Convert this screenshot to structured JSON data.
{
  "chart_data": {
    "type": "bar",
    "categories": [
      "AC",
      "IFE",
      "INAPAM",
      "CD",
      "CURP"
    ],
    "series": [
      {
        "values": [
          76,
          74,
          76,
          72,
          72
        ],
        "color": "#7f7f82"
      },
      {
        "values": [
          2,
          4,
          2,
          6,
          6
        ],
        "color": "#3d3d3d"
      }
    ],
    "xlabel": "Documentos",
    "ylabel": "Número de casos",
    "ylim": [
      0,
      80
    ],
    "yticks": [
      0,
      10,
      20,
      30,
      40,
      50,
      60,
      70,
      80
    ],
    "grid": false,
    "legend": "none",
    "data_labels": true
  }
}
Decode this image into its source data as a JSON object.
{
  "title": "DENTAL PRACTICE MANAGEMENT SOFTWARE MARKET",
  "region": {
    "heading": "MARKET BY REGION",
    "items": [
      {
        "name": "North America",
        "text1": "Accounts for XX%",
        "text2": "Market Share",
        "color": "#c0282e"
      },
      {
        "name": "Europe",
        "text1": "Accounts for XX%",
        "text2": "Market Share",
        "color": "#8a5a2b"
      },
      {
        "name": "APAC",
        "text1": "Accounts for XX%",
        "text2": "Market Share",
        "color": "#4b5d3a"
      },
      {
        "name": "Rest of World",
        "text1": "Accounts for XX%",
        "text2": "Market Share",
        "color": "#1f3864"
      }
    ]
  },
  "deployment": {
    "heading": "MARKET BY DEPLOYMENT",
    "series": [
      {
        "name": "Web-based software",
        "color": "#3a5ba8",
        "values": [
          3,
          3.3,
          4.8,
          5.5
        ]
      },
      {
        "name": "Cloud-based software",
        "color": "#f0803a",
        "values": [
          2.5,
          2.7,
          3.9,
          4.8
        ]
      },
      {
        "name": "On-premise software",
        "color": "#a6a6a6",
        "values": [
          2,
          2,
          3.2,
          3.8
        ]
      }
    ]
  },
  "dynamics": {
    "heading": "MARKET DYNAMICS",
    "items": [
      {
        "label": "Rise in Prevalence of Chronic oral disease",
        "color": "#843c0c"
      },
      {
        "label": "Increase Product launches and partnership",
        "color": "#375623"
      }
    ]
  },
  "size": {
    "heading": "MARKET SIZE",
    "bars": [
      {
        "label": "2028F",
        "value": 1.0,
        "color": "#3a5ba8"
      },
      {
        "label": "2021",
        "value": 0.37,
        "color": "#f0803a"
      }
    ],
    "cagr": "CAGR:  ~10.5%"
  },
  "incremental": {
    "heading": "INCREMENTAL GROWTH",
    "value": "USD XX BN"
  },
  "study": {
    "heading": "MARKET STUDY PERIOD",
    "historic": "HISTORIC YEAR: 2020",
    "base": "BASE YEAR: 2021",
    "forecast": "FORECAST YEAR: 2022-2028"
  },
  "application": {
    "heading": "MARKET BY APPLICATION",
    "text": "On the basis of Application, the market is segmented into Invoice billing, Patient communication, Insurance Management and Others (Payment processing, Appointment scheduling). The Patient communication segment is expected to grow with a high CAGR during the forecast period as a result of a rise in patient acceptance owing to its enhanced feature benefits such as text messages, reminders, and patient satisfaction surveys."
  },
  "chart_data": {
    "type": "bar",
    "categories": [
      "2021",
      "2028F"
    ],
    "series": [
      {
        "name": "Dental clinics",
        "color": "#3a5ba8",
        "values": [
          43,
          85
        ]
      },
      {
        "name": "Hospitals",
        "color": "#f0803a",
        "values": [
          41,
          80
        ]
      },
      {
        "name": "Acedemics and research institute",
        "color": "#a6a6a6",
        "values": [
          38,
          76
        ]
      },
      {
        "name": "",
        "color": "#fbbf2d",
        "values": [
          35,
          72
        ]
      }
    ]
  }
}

^^^^^^^^^^^^^^^^

Your goal: Select every line of the records holding the string "based".

Answer in full:
        "name": "Web-based software",
        "name": "Cloud-based software",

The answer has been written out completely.